Set task:
Below are the records. Gather each line that holds "title".
--- Start of Supplied data ---
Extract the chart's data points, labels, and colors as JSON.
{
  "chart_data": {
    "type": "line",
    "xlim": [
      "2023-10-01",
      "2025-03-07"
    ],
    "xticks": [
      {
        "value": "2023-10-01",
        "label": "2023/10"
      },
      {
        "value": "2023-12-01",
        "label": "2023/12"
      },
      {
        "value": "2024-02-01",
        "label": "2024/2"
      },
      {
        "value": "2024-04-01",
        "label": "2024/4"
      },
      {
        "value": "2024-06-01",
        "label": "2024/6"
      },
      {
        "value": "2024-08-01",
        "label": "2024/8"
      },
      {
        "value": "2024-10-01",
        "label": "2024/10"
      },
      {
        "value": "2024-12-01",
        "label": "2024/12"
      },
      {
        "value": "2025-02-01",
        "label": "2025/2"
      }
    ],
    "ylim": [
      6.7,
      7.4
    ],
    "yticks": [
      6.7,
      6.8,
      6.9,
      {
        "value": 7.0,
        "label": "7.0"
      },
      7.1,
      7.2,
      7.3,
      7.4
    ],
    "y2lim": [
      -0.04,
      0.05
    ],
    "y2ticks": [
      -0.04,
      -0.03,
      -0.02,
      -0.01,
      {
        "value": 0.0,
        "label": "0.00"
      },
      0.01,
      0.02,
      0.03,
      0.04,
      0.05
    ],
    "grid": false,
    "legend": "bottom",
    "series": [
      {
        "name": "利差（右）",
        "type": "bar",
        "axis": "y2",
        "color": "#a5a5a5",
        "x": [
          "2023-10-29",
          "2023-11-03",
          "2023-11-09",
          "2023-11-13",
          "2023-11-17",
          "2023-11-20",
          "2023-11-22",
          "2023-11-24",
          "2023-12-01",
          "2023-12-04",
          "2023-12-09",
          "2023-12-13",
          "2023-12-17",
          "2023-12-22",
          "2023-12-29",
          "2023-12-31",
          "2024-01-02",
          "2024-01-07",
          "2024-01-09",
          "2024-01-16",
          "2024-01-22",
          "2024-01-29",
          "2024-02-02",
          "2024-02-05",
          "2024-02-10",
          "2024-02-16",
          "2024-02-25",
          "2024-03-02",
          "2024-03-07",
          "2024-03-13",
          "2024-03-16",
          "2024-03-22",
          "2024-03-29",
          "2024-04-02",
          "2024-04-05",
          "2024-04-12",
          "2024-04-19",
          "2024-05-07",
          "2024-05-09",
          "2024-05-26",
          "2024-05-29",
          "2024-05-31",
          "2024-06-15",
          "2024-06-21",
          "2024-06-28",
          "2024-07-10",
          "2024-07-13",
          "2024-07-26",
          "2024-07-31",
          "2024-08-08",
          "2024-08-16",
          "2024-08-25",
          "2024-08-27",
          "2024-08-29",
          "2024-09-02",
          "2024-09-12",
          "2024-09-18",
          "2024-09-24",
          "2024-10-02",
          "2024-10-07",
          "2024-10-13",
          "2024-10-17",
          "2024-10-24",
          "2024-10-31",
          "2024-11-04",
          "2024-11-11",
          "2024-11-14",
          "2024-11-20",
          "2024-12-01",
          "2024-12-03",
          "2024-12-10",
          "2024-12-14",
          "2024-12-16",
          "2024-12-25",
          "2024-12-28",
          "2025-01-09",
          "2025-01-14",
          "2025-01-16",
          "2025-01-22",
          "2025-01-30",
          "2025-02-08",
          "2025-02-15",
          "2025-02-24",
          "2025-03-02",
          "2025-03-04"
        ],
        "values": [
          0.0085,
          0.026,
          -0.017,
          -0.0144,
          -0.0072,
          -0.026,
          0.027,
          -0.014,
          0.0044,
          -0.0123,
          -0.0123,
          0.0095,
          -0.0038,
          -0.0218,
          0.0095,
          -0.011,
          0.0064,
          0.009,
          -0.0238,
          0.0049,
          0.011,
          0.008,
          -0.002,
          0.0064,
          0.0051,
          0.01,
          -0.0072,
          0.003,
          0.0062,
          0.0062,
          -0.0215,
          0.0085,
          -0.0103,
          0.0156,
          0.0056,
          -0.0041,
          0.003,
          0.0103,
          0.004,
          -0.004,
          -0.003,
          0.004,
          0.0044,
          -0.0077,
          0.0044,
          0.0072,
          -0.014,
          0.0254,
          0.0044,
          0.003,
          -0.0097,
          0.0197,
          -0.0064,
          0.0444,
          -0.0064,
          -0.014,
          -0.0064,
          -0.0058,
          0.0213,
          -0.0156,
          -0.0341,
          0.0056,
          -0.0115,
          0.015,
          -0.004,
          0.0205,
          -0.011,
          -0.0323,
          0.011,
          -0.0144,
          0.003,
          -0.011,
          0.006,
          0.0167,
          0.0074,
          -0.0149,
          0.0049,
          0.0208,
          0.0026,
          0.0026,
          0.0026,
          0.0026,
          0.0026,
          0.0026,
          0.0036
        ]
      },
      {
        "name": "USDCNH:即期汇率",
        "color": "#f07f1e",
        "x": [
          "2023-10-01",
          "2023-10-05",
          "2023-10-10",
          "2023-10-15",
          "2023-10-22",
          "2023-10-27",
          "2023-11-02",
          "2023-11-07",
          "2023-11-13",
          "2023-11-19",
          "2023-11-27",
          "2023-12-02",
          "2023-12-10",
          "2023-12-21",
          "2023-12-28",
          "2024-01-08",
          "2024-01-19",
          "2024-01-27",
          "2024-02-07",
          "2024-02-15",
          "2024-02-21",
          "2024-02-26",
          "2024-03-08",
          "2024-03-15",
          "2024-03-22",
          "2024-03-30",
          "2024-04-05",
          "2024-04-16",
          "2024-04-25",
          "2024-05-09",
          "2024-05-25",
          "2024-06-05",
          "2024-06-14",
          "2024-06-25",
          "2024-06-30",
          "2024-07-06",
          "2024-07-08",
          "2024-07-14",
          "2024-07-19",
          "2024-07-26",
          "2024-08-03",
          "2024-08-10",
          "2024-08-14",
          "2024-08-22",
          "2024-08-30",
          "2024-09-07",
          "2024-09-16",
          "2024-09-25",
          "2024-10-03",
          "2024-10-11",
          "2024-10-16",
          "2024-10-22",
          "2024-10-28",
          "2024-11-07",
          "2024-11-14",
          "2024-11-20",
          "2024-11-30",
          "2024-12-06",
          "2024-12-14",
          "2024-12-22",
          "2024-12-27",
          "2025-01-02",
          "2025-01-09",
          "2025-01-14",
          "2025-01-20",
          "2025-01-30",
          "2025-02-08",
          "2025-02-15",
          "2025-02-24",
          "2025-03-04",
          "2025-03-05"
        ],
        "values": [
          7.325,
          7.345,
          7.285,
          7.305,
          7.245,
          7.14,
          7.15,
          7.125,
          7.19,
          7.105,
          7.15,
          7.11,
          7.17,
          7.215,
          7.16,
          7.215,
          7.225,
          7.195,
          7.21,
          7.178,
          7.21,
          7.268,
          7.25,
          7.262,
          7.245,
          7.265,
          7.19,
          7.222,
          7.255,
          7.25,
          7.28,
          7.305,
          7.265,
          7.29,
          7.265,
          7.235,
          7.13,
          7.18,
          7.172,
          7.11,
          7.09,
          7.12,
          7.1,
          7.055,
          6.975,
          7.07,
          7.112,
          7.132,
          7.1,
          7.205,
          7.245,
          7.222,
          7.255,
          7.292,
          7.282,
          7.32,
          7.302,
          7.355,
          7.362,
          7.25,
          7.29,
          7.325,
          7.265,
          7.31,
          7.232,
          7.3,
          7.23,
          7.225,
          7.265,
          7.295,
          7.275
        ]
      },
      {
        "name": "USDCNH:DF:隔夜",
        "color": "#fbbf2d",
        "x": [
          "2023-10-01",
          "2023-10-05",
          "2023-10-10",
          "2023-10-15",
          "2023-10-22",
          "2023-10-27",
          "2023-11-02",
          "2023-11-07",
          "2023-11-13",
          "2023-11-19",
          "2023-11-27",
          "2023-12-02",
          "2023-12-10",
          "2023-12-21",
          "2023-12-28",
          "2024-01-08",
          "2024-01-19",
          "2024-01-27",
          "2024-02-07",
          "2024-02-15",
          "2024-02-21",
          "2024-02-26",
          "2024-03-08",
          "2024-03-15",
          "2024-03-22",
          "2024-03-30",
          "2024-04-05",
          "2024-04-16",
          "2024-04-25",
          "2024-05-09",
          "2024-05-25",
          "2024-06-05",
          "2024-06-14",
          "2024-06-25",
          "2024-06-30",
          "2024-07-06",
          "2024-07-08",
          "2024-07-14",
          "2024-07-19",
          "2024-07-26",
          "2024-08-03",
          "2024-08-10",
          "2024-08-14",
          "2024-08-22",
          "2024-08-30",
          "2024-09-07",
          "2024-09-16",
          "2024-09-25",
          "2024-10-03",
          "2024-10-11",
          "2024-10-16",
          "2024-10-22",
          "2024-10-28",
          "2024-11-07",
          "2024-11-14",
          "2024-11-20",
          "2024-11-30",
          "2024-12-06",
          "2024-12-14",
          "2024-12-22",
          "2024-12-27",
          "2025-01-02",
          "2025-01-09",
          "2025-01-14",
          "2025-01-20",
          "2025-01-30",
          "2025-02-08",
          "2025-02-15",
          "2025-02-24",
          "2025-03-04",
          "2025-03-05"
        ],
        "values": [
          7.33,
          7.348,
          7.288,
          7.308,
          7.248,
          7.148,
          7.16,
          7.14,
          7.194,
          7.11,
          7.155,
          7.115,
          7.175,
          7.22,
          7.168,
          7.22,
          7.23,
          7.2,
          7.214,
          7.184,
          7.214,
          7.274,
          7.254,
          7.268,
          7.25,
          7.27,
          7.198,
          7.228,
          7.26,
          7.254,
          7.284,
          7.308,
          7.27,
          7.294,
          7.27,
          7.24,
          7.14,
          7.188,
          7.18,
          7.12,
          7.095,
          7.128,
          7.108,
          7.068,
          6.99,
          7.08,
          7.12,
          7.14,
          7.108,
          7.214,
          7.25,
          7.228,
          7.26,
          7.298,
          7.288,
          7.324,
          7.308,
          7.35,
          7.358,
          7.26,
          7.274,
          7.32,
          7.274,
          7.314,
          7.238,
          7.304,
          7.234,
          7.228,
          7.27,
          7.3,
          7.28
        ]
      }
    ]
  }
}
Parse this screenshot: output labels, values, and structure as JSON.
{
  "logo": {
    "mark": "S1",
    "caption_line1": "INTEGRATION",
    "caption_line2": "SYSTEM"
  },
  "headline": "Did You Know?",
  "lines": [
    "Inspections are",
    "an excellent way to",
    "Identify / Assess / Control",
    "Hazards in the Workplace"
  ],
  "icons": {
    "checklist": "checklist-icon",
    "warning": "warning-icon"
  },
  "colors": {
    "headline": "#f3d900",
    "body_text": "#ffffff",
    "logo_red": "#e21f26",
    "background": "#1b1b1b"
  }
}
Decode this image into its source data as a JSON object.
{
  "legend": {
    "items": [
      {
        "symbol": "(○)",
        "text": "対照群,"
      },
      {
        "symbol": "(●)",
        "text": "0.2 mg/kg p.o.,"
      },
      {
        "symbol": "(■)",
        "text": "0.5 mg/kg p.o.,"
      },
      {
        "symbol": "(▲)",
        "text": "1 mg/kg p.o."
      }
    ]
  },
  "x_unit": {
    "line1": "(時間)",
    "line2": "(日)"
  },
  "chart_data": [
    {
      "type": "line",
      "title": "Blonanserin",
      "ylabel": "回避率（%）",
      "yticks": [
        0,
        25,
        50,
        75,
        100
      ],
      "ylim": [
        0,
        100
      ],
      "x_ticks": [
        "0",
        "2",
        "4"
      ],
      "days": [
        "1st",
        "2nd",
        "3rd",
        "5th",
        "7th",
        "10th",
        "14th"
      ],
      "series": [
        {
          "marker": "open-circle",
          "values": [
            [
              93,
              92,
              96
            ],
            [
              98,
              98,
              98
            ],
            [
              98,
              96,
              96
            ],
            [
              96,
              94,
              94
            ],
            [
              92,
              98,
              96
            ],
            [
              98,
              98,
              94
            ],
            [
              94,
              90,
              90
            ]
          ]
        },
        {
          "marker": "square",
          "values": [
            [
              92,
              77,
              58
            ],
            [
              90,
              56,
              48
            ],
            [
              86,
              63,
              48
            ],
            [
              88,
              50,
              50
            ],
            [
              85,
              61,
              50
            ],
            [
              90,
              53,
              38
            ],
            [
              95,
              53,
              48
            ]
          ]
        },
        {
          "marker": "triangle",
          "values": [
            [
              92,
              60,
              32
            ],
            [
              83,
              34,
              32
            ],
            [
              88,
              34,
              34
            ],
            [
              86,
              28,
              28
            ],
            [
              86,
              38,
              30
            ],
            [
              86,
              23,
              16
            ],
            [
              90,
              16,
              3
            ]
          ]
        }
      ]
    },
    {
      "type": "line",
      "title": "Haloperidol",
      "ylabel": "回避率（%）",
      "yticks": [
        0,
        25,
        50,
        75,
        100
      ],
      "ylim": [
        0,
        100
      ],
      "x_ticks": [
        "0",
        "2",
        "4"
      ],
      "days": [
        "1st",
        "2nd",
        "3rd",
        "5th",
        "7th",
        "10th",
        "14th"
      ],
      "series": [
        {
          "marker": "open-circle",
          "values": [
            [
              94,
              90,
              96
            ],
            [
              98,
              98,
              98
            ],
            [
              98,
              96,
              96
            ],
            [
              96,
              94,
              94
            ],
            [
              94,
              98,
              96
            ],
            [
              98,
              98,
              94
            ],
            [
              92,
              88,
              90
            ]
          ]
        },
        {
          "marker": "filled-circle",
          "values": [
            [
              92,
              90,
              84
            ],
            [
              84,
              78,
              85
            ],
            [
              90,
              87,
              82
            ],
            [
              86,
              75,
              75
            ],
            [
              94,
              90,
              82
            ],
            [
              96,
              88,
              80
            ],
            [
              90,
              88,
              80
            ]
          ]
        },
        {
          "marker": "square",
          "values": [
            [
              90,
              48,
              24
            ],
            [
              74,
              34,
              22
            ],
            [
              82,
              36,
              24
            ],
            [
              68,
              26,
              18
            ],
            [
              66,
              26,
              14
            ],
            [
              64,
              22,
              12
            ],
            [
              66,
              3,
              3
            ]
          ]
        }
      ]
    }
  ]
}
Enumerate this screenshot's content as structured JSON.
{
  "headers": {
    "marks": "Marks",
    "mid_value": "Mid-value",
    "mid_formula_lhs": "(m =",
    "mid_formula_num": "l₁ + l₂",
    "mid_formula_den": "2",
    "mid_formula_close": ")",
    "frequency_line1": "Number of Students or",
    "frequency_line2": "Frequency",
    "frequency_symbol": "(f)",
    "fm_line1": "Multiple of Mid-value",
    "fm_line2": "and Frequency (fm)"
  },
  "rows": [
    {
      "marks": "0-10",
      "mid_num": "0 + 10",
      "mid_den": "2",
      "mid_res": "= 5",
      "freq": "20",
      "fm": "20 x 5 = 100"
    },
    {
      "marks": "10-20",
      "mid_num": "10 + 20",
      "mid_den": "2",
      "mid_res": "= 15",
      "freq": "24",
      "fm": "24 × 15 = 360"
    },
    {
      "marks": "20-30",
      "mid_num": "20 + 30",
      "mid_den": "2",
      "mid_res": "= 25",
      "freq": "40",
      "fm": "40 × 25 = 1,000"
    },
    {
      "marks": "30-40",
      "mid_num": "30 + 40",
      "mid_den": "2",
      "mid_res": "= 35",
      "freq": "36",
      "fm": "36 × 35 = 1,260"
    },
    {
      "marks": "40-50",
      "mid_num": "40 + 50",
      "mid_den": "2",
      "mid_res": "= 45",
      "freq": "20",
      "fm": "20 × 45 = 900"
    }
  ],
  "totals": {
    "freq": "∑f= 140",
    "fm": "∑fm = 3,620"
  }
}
--- End of Supplied data ---
Finished task:
      "title": "Blonanserin",
      "title": "Haloperidol",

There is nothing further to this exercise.